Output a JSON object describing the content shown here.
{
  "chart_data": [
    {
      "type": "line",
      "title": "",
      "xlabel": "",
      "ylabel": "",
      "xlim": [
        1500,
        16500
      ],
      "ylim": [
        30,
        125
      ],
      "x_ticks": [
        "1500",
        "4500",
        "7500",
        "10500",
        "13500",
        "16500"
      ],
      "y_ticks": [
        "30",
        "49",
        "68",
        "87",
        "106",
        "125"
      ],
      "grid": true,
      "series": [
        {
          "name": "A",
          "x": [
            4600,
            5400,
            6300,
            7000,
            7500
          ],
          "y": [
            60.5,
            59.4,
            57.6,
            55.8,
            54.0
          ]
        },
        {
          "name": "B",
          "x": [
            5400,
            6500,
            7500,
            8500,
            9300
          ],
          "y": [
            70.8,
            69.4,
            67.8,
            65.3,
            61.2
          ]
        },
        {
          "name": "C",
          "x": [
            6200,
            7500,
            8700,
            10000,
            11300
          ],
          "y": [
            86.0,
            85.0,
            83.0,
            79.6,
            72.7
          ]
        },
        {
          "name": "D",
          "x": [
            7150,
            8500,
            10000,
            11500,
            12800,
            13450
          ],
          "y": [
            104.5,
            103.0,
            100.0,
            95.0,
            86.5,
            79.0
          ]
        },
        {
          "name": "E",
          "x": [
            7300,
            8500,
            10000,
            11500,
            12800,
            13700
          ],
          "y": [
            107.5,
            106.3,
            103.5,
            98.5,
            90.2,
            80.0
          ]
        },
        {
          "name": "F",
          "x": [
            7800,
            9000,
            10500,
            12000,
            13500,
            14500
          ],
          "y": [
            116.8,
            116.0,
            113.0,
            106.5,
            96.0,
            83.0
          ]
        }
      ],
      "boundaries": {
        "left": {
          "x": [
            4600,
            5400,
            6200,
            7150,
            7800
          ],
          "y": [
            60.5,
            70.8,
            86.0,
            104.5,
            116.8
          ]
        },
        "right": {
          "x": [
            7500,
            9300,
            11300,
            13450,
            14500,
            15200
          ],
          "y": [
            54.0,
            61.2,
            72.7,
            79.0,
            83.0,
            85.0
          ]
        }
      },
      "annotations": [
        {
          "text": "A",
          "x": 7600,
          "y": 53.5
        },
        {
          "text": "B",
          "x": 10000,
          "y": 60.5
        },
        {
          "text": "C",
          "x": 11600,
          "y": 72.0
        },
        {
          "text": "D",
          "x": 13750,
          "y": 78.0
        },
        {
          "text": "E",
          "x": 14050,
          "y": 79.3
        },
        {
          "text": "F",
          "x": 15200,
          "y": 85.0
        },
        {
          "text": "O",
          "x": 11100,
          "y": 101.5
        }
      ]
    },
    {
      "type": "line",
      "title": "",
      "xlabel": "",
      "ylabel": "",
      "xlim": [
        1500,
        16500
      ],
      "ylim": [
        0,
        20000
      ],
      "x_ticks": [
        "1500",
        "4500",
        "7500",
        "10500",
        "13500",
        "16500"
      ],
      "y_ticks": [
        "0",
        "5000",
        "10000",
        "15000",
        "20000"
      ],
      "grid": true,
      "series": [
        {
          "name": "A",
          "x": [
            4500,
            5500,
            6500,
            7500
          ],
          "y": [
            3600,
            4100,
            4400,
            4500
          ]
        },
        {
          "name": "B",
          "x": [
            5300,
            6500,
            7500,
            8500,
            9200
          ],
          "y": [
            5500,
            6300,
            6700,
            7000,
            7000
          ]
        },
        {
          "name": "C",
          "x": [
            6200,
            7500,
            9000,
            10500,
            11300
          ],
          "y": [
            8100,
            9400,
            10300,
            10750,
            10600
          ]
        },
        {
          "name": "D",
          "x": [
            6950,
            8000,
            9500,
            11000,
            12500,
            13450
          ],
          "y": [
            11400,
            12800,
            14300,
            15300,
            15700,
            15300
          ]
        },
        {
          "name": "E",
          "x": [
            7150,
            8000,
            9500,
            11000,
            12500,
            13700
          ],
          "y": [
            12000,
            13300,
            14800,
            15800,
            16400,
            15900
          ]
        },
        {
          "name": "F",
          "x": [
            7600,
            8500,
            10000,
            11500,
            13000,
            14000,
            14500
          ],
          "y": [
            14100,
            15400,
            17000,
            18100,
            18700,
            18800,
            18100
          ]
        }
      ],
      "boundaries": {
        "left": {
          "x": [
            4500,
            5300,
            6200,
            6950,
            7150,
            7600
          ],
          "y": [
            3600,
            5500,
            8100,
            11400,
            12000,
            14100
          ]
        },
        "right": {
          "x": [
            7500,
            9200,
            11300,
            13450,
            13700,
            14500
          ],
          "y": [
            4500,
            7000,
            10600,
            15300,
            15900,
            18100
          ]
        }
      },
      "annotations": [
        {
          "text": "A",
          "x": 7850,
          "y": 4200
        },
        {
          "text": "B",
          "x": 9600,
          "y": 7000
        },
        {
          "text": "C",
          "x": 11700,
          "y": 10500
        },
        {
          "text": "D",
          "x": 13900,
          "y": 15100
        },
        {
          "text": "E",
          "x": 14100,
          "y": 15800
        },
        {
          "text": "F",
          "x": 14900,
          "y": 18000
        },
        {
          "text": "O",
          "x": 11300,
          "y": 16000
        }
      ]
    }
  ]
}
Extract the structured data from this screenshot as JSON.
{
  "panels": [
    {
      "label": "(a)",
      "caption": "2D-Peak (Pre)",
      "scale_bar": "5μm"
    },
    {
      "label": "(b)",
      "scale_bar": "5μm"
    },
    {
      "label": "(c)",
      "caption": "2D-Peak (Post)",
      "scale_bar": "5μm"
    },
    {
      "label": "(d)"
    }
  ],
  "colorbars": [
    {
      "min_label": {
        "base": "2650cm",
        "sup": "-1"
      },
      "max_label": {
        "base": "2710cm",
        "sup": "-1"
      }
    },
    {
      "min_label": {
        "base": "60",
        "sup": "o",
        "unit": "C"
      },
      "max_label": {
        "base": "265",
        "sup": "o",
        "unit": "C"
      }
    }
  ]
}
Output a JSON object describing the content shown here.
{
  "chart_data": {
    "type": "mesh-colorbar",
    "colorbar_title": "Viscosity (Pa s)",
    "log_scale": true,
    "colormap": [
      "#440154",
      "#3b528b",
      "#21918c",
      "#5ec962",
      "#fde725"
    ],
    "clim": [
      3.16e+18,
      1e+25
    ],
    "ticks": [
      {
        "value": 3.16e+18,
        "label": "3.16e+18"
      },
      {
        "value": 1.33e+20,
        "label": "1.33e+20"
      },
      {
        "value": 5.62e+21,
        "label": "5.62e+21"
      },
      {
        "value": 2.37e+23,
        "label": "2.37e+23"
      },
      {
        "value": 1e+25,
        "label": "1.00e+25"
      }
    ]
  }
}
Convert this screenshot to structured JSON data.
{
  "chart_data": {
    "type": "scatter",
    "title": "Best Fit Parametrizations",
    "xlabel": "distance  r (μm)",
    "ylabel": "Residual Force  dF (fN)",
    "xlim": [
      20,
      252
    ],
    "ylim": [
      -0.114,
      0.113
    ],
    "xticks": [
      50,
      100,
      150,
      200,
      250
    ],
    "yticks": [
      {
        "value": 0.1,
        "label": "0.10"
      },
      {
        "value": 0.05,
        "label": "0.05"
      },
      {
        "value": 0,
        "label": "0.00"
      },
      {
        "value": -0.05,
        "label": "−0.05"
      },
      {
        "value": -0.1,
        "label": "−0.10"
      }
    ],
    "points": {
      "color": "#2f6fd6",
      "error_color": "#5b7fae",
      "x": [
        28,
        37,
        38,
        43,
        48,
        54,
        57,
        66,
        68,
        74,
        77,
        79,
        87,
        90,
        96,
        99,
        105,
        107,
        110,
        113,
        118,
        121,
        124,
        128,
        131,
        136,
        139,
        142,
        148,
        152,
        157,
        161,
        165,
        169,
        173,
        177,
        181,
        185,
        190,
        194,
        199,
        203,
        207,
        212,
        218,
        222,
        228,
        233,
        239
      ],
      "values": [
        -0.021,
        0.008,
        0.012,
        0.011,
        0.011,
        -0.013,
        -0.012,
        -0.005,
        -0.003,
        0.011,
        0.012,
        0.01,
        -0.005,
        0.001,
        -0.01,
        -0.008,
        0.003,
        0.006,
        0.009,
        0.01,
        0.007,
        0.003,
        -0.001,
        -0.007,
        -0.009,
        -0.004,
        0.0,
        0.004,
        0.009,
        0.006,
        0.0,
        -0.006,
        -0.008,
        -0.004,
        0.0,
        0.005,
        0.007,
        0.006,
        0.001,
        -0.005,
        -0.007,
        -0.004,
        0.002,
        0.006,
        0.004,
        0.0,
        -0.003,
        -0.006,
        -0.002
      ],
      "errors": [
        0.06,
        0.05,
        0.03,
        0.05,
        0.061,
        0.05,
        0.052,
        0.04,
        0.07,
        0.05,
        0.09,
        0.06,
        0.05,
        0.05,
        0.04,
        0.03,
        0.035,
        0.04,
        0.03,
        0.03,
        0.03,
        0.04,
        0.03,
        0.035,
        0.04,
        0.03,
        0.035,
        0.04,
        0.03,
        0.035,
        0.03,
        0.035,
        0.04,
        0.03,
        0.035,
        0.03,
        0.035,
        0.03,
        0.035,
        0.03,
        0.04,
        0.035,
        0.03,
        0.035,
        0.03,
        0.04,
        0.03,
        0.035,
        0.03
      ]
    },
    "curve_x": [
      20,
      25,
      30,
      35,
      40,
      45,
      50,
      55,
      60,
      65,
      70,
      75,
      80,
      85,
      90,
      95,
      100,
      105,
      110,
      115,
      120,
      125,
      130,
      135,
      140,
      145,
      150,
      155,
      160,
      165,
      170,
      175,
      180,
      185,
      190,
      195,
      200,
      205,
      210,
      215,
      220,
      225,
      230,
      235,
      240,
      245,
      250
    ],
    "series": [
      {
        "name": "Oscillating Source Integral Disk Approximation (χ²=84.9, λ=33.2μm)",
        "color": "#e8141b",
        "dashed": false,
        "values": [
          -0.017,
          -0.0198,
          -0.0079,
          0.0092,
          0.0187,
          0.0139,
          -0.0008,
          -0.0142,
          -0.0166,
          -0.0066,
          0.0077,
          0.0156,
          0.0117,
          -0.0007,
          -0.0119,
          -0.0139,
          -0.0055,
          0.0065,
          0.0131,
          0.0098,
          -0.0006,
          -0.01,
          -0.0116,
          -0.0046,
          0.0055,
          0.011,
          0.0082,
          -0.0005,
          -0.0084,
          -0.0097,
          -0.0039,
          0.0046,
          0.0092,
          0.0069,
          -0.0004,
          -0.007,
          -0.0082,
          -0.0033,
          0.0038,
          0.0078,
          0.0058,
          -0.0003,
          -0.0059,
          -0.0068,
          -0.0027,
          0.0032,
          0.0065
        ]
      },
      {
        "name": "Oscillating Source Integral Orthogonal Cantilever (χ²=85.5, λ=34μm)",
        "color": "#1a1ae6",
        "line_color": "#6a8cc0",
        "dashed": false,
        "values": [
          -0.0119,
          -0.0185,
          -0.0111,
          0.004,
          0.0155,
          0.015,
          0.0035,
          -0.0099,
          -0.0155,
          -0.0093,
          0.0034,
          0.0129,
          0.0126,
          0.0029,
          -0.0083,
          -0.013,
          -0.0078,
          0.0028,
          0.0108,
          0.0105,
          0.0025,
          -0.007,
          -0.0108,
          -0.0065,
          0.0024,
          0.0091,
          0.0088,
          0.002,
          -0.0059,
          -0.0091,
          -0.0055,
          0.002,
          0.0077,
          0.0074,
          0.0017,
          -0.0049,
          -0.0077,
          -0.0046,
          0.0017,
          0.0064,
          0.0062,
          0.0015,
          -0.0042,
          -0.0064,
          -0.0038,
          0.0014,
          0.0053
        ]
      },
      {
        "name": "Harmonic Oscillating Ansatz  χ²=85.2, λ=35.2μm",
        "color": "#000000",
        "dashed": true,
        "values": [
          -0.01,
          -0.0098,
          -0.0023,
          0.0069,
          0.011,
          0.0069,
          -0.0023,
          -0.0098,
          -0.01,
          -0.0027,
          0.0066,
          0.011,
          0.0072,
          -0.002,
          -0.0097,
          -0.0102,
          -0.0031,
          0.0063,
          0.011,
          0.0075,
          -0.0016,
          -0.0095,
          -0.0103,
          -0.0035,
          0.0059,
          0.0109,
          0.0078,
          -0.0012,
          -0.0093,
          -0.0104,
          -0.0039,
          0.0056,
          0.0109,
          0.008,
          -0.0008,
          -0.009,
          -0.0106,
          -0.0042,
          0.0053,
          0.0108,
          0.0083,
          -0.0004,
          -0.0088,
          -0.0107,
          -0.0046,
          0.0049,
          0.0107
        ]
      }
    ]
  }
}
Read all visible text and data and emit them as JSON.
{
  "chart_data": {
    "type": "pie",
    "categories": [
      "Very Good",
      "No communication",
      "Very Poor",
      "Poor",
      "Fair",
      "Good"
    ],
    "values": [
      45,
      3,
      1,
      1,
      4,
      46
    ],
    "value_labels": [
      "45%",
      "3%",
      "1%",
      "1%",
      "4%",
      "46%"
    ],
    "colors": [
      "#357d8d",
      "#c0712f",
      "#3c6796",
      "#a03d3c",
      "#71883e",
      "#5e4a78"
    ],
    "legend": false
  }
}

──────────

● **What this task involves**:
Only the number is wanted: how many lines in the data include the string "Peak"?

● **Written solution**:
2